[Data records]
##########
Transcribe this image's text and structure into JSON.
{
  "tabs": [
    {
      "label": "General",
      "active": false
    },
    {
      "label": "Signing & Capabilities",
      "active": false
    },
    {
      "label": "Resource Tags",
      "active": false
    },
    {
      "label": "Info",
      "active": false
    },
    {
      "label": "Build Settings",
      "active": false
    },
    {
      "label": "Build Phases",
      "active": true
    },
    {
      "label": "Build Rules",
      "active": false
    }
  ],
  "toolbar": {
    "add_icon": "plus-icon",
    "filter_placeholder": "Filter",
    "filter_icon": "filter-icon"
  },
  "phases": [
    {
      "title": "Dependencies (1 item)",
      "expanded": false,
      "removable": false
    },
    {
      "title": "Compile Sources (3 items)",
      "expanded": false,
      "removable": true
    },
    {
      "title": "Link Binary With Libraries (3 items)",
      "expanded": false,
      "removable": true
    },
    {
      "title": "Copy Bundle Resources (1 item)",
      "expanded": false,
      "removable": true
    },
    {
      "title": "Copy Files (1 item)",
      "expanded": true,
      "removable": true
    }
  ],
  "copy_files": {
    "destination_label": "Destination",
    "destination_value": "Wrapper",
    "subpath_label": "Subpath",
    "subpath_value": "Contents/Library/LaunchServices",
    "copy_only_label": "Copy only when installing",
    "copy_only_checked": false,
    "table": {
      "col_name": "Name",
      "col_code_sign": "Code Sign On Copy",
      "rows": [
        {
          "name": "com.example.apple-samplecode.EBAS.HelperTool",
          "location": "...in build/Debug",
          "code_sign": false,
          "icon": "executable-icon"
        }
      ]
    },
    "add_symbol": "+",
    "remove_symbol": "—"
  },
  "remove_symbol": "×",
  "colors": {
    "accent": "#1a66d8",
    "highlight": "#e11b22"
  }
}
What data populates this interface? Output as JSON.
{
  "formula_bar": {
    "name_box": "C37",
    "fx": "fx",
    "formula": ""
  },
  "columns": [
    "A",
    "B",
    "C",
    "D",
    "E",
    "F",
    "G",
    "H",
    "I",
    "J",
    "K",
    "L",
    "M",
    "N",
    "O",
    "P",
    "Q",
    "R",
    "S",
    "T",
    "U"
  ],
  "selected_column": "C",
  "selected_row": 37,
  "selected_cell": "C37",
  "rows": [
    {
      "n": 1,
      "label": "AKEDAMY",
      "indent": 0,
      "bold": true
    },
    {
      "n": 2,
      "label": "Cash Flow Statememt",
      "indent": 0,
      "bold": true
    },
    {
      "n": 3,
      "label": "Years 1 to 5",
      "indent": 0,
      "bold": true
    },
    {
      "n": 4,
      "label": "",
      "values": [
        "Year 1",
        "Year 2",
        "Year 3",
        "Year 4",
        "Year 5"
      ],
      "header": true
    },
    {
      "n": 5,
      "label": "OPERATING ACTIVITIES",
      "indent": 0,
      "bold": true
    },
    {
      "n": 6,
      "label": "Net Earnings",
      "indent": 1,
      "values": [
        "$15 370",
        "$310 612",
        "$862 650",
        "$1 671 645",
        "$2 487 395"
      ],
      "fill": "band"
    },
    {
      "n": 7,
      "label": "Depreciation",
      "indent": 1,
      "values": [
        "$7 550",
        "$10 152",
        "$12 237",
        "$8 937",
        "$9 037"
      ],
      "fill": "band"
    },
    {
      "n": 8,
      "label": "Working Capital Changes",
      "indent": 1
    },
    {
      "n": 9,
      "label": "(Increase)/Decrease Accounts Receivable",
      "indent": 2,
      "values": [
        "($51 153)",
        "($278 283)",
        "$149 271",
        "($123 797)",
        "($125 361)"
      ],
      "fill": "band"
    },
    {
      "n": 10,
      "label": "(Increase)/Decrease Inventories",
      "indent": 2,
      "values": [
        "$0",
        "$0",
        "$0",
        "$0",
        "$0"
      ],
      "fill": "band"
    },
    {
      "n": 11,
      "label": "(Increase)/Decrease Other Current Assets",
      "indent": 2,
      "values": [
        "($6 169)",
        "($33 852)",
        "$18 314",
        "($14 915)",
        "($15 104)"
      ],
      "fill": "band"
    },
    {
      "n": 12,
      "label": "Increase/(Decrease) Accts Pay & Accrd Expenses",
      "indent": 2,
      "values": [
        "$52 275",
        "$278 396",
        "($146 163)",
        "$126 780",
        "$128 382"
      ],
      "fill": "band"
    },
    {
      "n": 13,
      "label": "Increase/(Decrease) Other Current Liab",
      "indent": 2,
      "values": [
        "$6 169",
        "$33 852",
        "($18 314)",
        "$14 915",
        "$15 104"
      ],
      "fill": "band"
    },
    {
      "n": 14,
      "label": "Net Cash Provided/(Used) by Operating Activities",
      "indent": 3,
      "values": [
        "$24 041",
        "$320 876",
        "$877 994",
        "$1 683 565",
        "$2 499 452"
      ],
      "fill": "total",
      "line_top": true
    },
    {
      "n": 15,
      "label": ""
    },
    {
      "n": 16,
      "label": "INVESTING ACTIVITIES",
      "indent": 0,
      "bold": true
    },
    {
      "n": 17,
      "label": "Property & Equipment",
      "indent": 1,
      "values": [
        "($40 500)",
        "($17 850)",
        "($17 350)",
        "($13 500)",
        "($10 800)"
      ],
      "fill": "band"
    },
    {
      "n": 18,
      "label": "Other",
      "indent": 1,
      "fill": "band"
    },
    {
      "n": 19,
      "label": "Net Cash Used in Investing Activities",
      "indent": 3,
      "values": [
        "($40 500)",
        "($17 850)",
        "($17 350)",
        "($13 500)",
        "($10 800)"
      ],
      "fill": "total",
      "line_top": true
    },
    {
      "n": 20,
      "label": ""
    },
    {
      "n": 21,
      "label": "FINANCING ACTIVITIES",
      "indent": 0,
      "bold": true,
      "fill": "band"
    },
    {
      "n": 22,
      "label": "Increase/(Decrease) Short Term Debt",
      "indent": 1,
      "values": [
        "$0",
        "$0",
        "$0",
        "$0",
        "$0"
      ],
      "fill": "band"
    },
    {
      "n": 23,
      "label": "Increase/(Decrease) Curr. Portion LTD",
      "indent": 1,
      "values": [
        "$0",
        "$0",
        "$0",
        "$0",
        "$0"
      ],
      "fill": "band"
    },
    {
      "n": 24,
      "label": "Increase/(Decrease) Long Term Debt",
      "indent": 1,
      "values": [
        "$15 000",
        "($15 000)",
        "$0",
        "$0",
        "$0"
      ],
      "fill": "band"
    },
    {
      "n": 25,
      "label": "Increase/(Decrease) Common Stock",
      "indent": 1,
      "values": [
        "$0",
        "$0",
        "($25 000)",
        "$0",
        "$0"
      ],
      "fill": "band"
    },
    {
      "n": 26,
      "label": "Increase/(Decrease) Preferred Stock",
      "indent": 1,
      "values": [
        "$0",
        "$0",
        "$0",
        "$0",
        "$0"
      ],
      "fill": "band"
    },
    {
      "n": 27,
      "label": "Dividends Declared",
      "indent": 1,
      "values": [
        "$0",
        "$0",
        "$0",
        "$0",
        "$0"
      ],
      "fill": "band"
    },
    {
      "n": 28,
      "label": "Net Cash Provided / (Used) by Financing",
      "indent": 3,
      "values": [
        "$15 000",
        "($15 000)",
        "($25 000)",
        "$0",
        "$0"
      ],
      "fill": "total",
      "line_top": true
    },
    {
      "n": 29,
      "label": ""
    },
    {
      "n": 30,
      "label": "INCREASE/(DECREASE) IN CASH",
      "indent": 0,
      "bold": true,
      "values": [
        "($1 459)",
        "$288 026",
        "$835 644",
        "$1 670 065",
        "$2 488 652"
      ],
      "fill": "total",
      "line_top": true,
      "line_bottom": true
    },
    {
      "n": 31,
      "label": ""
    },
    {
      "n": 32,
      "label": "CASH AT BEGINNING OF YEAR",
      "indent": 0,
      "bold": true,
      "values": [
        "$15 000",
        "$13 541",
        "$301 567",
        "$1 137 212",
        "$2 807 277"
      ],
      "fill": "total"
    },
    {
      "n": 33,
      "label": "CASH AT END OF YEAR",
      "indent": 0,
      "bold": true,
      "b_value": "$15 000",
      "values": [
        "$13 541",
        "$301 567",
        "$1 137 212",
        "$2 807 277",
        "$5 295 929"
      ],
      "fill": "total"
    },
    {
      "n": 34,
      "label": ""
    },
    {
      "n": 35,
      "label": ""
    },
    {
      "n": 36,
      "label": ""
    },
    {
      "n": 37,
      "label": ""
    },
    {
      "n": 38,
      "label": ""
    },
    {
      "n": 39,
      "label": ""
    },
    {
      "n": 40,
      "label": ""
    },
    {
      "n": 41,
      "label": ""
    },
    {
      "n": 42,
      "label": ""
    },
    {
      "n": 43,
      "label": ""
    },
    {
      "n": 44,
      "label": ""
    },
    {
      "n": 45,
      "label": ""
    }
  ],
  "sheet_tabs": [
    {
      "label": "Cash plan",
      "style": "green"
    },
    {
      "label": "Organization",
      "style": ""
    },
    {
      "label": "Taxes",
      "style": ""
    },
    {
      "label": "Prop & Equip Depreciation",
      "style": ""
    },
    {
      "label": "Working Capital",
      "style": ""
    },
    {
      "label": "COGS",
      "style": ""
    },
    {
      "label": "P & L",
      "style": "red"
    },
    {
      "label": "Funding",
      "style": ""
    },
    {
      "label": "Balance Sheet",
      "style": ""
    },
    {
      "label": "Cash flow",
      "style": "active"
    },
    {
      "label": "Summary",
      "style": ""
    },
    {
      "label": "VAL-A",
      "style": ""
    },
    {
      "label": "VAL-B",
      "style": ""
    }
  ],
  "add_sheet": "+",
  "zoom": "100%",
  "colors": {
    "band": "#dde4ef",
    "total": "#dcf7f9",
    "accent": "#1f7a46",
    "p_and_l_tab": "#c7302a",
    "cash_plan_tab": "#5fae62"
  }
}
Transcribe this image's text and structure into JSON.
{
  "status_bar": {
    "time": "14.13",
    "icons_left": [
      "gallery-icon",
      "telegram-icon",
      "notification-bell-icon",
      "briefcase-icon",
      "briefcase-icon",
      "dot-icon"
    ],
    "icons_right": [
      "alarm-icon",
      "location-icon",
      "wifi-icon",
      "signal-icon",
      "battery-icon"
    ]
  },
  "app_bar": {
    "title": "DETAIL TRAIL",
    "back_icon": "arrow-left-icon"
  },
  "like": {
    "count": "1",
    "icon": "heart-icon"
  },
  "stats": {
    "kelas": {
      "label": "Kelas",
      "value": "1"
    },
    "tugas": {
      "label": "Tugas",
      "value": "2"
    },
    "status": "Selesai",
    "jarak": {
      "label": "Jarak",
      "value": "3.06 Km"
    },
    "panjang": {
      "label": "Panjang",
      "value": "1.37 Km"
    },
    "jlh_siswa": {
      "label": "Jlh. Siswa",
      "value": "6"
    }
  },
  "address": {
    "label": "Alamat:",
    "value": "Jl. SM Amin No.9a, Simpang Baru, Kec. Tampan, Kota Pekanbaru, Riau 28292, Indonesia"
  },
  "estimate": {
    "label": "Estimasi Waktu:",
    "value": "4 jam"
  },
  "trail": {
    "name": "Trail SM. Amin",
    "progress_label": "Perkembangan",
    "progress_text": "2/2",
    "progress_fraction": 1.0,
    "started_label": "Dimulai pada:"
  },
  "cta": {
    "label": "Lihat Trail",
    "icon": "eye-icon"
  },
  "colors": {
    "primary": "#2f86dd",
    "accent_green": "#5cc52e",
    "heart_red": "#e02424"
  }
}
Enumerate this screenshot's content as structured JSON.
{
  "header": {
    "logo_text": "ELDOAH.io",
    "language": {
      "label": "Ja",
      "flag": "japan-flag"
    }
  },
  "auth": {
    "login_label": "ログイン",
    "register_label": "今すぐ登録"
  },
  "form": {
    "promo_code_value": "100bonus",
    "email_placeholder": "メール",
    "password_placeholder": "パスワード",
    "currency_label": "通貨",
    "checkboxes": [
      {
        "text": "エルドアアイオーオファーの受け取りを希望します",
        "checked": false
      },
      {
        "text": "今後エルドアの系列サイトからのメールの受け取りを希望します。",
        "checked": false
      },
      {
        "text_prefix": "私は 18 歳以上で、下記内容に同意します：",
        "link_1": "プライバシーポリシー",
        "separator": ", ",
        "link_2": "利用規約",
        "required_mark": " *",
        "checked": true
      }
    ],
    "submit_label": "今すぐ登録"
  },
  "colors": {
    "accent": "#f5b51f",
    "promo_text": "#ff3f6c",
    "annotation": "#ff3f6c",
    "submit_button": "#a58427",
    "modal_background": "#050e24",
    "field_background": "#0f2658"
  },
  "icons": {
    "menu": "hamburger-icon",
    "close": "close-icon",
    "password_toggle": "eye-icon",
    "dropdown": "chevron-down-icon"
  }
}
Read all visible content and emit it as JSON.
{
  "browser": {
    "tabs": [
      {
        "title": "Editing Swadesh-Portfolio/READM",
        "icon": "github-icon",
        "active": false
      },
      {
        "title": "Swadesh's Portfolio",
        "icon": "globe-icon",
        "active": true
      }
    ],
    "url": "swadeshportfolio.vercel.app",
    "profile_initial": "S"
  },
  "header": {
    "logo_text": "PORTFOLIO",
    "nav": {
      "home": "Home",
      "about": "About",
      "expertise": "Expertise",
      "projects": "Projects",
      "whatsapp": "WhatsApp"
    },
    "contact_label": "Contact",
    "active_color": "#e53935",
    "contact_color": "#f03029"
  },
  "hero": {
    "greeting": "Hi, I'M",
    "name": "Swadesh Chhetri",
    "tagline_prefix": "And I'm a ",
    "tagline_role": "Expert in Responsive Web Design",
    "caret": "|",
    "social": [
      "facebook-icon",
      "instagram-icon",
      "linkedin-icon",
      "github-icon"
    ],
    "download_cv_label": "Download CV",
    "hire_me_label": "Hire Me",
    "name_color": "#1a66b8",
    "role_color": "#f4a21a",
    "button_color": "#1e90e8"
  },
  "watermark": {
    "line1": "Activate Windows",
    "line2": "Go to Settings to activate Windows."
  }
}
##########
Pull every line holding "Depreciation" out of the records.

## Result of this task
      "label": "Depreciation",
      "label": "Prop & Equip Depreciation",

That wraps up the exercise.